What you will do. Copy every line of the following data that includes the string "height".

************

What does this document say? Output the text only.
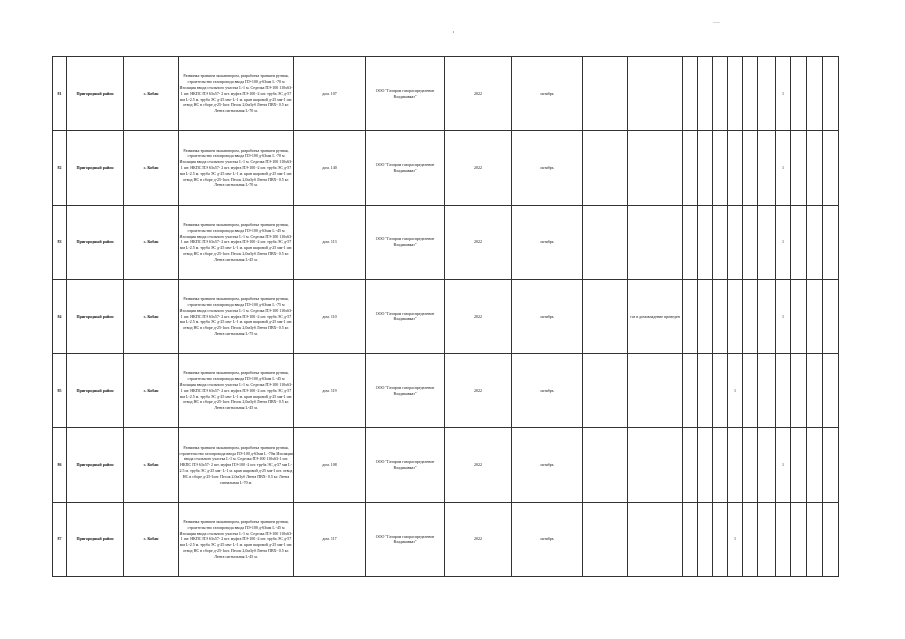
—
·
81	Пригородный район	с. Кобан	Разминка траншеи экскаватором, разработка траншеи ручная, строительство газопровода ввода ПЭ-100 д-63мм L -70 м Изоляция ввода стального участка L-1 м. Седелка ПЭ-100 110x63-1 шт. НКПС ПЭ 63x57- 2 шт. муфта ПЭ-100 -2 шт. труба ЭС д-57 мм L-2.5 м. труба ЭС д-25 мм- L-1 м. кран шаровой д-25 мм-1 шт. отвод НС в сборе д-25-1шт. Песок 2,0м3уб Лента ПВХ- 0.5 кг. Лента сигнальная L-70 м.	дом. 107	ООО "Газпром газораспределение Владикавказ"	2022	октябрь									1			
82	Пригородный район	с. Кобан	Разминка траншеи экскаватором, разработка траншеи ручная, строительство газопровода ввода ПЭ-100 д-63мм L -70 м Изоляция ввода стального участка L-1 м. Седелка ПЭ-100 110x63-1 шт. НКПС ПЭ 63x57- 2 шт. муфта ПЭ-100 -2 шт. труба ЭС д-57 мм L-2.5 м. труба ЭС д-25 мм- L-1 м. кран шаровой д-25 мм-1 шт. отвод НС в сборе д-25-1шт. Песок 2,0м3уб Лента ПВХ- 0.5 кг. Лента сигнальная L-70 м.	дом. 140	ООО "Газпром газораспределение Владикавказ"	2022	октябрь									1			
83	Пригородный район	с. Кобан	Разминка траншеи экскаватором, разработка траншеи ручная, строительство газопровода ввода ПЭ-100 д-63мм L -45 м Изоляция ввода стального участка L-1 м. Седелка ПЭ-100 110x63-1 шт. НКПС ПЭ 63x57- 2 шт. муфта ПЭ-100 -2 шт. труба ЭС д-57 мм L-2.5 м. труба ЭС д-25 мм- L-1 м. кран шаровой д-25 мм-1 шт. отвод НС в сборе д-25-1шт. Песок 2,0м3уб Лента ПВХ- 0.5 кг. Лента сигнальная L-45 м.	дом. 113	ООО "Газпром газораспределение Владикавказ"	2022	октябрь									1			
84	Пригородный район	с. Кобан	Разминка траншеи экскаватором, разработка траншеи ручная, строительство газопровода ввода ПЭ-100 д-63мм L -75 м Изоляция ввода стального участка L-1 м. Седелка ПЭ-100 110x63-1 шт. НКПС ПЭ 63x57- 2 шт. муфта ПЭ-100 -2 шт. труба ЭС д-57 мм L-2.5 м. труба ЭС д-25 мм- L-1 м. кран шаровой д-25 мм-1 шт. отвод НС в сборе д-25-1шт. Песок 2,0м3уб Лента ПВХ- 0.5 кг. Лента сигнальная L-75 м.	дом. 110	ООО "Газпром газораспределение Владикавказ"	2022	октябрь		газ в домовладение проведен							1			
85	Пригородный район	с. Кобан	Разминка траншеи экскаватором, разработка траншеи ручная, строительство газопровода ввода ПЭ-100 д-63мм L -45 м Изоляция ввода стального участка L-1 м. Седелка ПЭ-100 110x63-1 шт. НКПС ПЭ 63x57- 2 шт. муфта ПЭ-100 -2 шт. труба ЭС д-57 мм L-2.5 м. труба ЭС д-25 мм- L-1 м. кран шаровой д-25 мм-1 шт. отвод НС в сборе д-25-1шт. Песок 2,0м3уб Лента ПВХ- 0.5 кг. Лента сигнальная L-45 м.	дом. 119	ООО "Газпром газораспределение Владикавказ"	2022	октябрь						1						
86	Пригородный район	с. Кобан	Разминка траншеи экскаватором, разработка траншеи ручная, строительство газопровода ввода ПЭ-100 д-63мм L -70м Изоляция ввода стального участка L-1 м. Седелка ПЭ-100 110x63-1 шт. НКПС ПЭ 63x57- 2 шт. муфта ПЭ-100 -2 шт. труба ЭС д-57 мм L-2.5 м. труба ЭС д-25 мм- L-1 м. кран шаровой д-25 мм-1 шт. отвод НС в сборе д-25-1шт. Песок 2,0м3уб Лента ПВХ- 0.5 кг. Лента сигнальная L-70 м.	дом. 108	ООО "Газпром газораспределение Владикавказ"	2022	октябрь									1			
87	Пригородный район	с. Кобан	Разминка траншеи экскаватором, разработка траншеи ручная, строительство газопровода ввода ПЭ-100 д-63мм L -45 м Изоляция ввода стального участка L-1 м. Седелка ПЭ-100 110x63-1 шт. НКПС ПЭ 63x57- 2 шт. муфта ПЭ-100 -2 шт. труба ЭС д-57 мм L-2.5 м. труба ЭС д-25 мм- L-1 м. кран шаровой д-25 мм-1 шт. отвод НС в сборе д-25-1шт. Песок 2,0м3уб Лента ПВХ- 0.5 кг. Лента сигнальная L-45 м.	дом. 117	ООО "Газпром газораспределение Владикавказ"	2022	октябрь						1						
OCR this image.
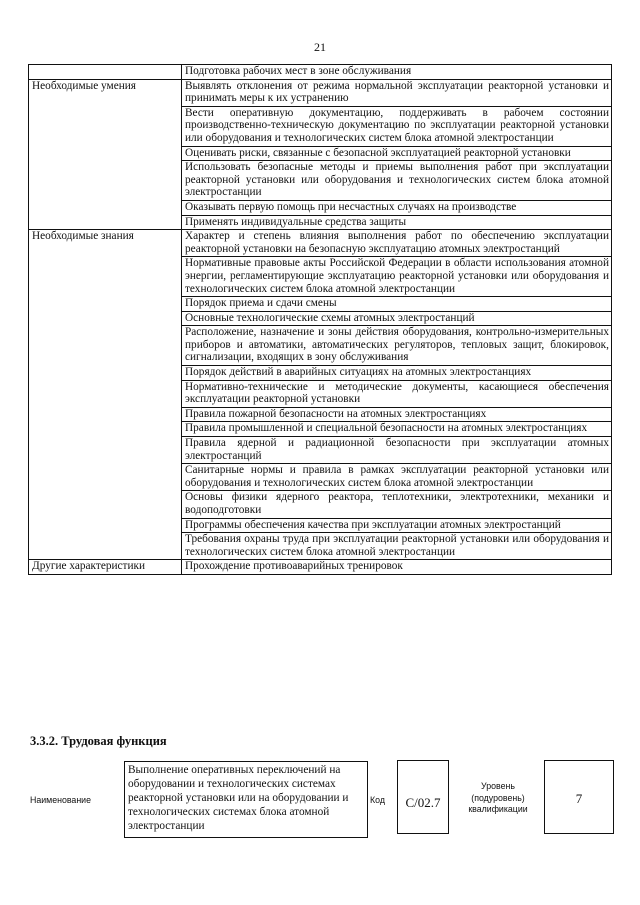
21
	Подготовка рабочих мест в зоне обслуживания
Необходимые умения	Выявлять отклонения от режима нормальной эксплуатации реакторной установки и принимать меры к их устранению
	Вести оперативную документацию, поддерживать в рабочем состоянии производственно-техническую документацию по эксплуатации реакторной установки или оборудования и технологических систем блока атомной электростанции
	Оценивать риски, связанные с безопасной эксплуатацией реакторной установки
	Использовать безопасные методы и приемы выполнения работ при эксплуатации реакторной установки или оборудования и технологических систем блока атомной электростанции
	Оказывать первую помощь при несчастных случаях на производстве
	Применять индивидуальные средства защиты
Необходимые знания	Характер и степень влияния выполнения работ по обеспечению эксплуатации реакторной установки на безопасную эксплуатацию атомных электростанций
	Нормативные правовые акты Российской Федерации в области использования атомной энергии, регламентирующие эксплуатацию реакторной установки или оборудования и технологических систем блока атомной электростанции
	Порядок приема и сдачи смены
	Основные технологические схемы атомных электростанций
	Расположение, назначение и зоны действия оборудования, контрольно-измерительных приборов и автоматики, автоматических регуляторов, тепловых защит, блокировок, сигнализации, входящих в зону обслуживания
	Порядок действий в аварийных ситуациях на атомных электростанциях
	Нормативно-технические и методические документы, касающиеся обеспечения эксплуатации реакторной установки
	Правила пожарной безопасности на атомных электростанциях
	Правила промышленной и специальной безопасности на атомных электростанциях
	Правила ядерной и радиационной безопасности при эксплуатации атомных электростанций
	Санитарные нормы и правила в рамках эксплуатации реакторной установки или оборудования и технологических систем блока атомной электростанции
	Основы физики ядерного реактора, теплотехники, электротехники, механики и водоподготовки
	Программы обеспечения качества при эксплуатации атомных электростанций
	Требования охраны труда при эксплуатации реакторной установки или оборудования и технологических систем блока атомной электростанции
Другие характеристики	Прохождение противоаварийных тренировок
3.3.2. Трудовая функция
Наименование
Выполнение оперативных переключений на оборудовании и технологических системах реакторной установки или на оборудовании и технологических системах блока атомной электростанции
Код	C/02.7
Уровень (подуровень) квалификации
7
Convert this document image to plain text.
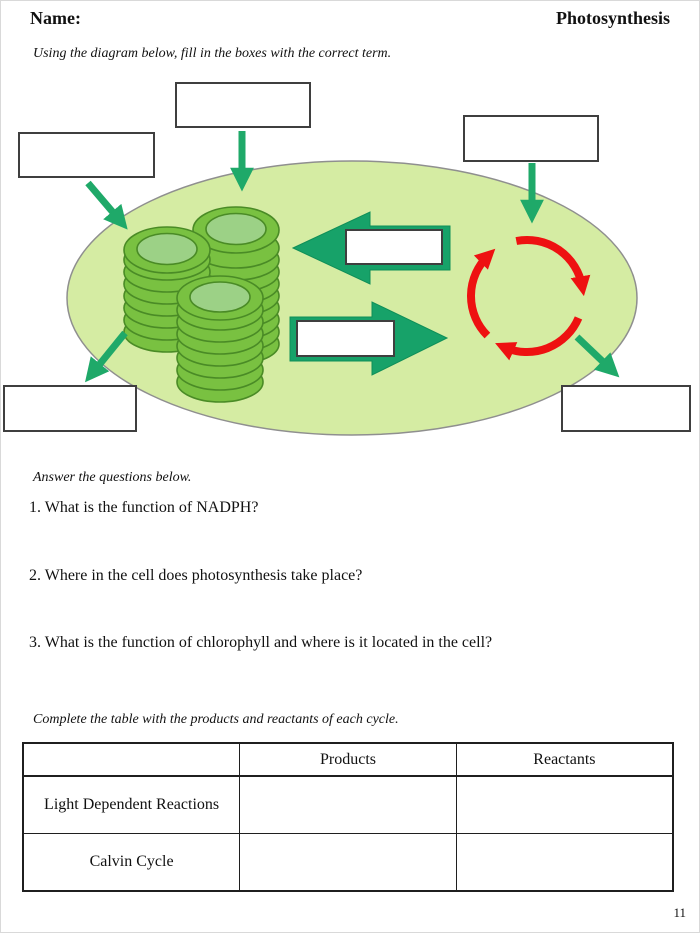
Name:	Photosynthesis
Using the diagram below, fill in the boxes with the correct term.
Answer the questions below.
1. What is the function of NADPH?
2. Where in the cell does photosynthesis take place?
3. What is the function of chlorophyll and where is it located in the cell?
Complete the table with the products and reactants of each cycle.
	Products	Reactants
Light Dependent Reactions		
Calvin Cycle		
11
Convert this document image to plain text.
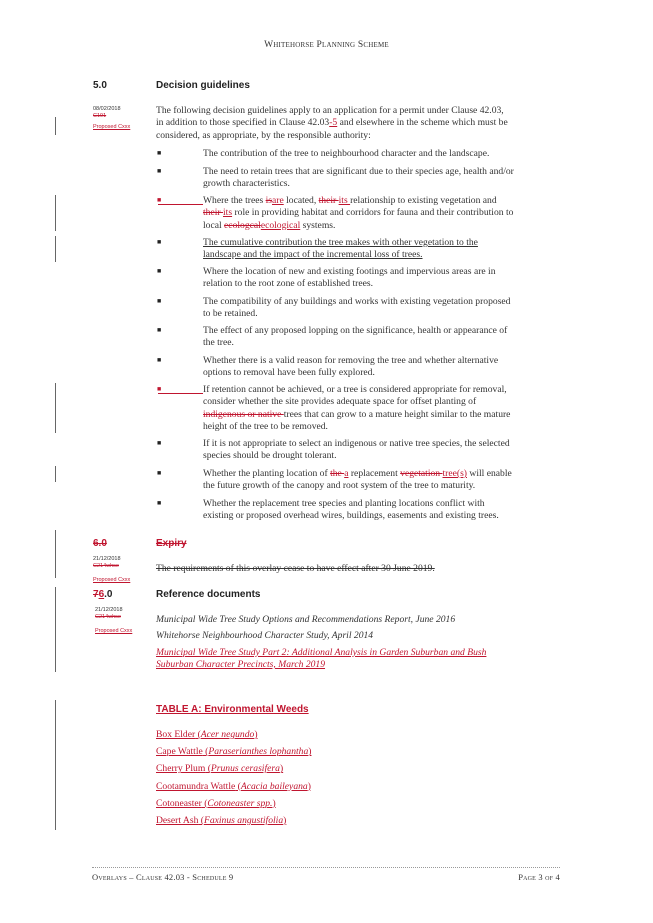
Whitehorse Planning Scheme
5.0	Decision guidelines
08/02/2018
C191
Proposed Cxxx
The following decision guidelines apply to an application for a permit under Clause 42.03,
in addition to those specified in Clause 42.03-5 and elsewhere in the scheme which must be
considered, as appropriate, by the responsible authority:
■	The contribution of the tree to neighbourhood character and the landscape.
■	The need to retain trees that are significant due to their species age, health and/or
growth characteristics.
■	Where the trees isare located, their its relationship to existing vegetation and
their its role in providing habitat and corridors for fauna and their contribution to
local ecologcalecological systems.
■	The cumulative contribution the tree makes with other vegetation to the
landscape and the impact of the incremental loss of trees.
■	Where the location of new and existing footings and impervious areas are in
relation to the root zone of established trees.
■	The compatibility of any buildings and works with existing vegetation proposed
to be retained.
■	The effect of any proposed lopping on the significance, health or appearance of
the tree.
■	Whether there is a valid reason for removing the tree and whether alternative
options to removal have been fully explored.
■	If retention cannot be achieved, or a tree is considered appropriate for removal,
consider whether the site provides adequate space for offset planting of
indigenous or native trees that can grow to a mature height similar to the mature
height of the tree to be removed.
■	If it is not appropriate to select an indigenous or native tree species, the selected
species should be drought tolerant.
■	Whether the planting location of the a replacement vegetation tree(s) will enable
the future growth of the canopy and root system of the tree to maturity.
■	Whether the replacement tree species and planting locations conflict with
existing or proposed overhead wires, buildings, easements and existing trees.
6.0	Expiry
21/12/2018
C214whse
Proposed Cxxx
The requirements of this overlay cease to have effect after 30 June 2019.
76.0	Reference documents
21/12/2018
C214whse
Proposed Cxxx
Municipal Wide Tree Study Options and Recommendations Report, June 2016
Whitehorse Neighbourhood Character Study, April 2014
Municipal Wide Tree Study Part 2: Additional Analysis in Garden Suburban and Bush
Suburban Character Precincts, March 2019
TABLE A: Environmental Weeds
Box Elder (Acer negundo)
Cape Wattle (Paraserianthes lophantha)
Cherry Plum (Prunus cerasifera)
Cootamundra Wattle (Acacia baileyana)
Cotoneaster (Cotoneaster spp.)
Desert Ash (Faxinus angustifolia)
Overlays – Clause 42.03 - Schedule 9	Page 3 of 4
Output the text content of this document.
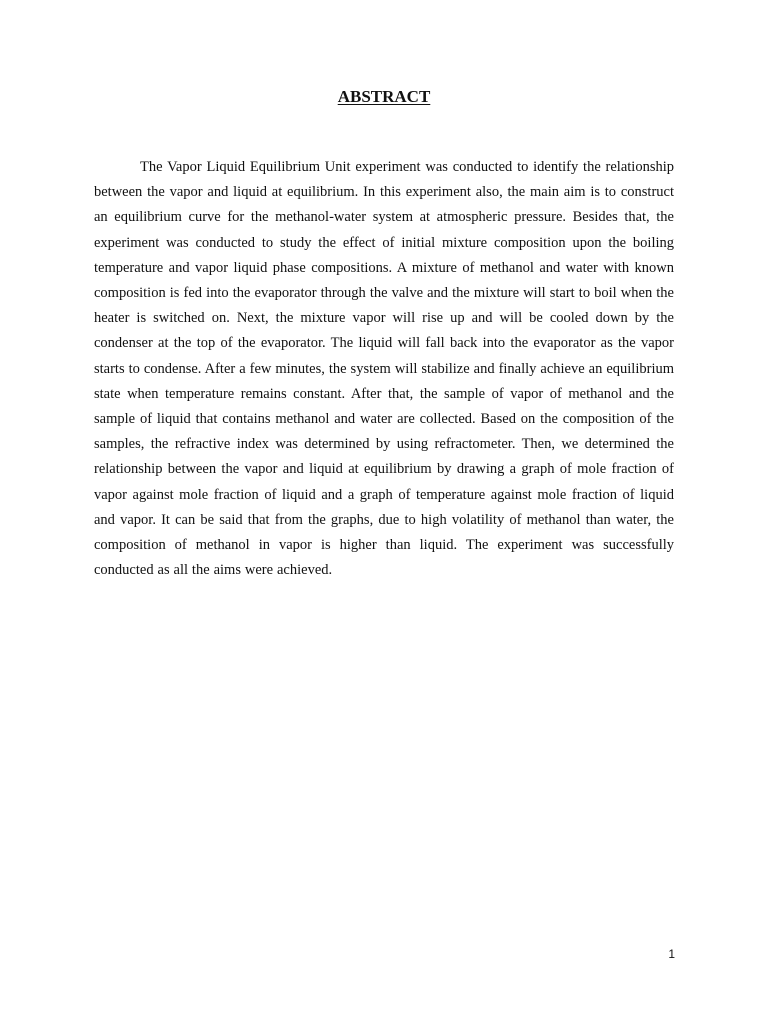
ABSTRACT

The Vapor Liquid Equilibrium Unit experiment was conducted to identify the relationship between the vapor and liquid at equilibrium. In this experiment also, the main aim is to construct an equilibrium curve for the methanol-water system at atmospheric pressure. Besides that, the experiment was conducted to study the effect of initial mixture composition upon the boiling temperature and vapor liquid phase compositions. A mixture of methanol and water with known composition is fed into the evaporator through the valve and the mixture will start to boil when the heater is switched on. Next, the mixture vapor will rise up and will be cooled down by the condenser at the top of the evaporator. The liquid will fall back into the evaporator as the vapor starts to condense. After a few minutes, the system will stabilize and finally achieve an equilibrium state when temperature remains constant. After that, the sample of vapor of methanol and the sample of liquid that contains methanol and water are collected. Based on the composition of the samples, the refractive index was determined by using refractometer. Then, we determined the relationship between the vapor and liquid at equilibrium by drawing a graph of mole fraction of vapor against mole fraction of liquid and a graph of temperature against mole fraction of liquid and vapor. It can be said that from the graphs, due to high volatility of methanol than water, the composition of methanol in vapor is higher than liquid. The experiment was successfully conducted as all the aims were achieved.

1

************

Solution for this problem.
indigenous or native trees that can grow to a mature height similar to the mature
height of the tree to be removed.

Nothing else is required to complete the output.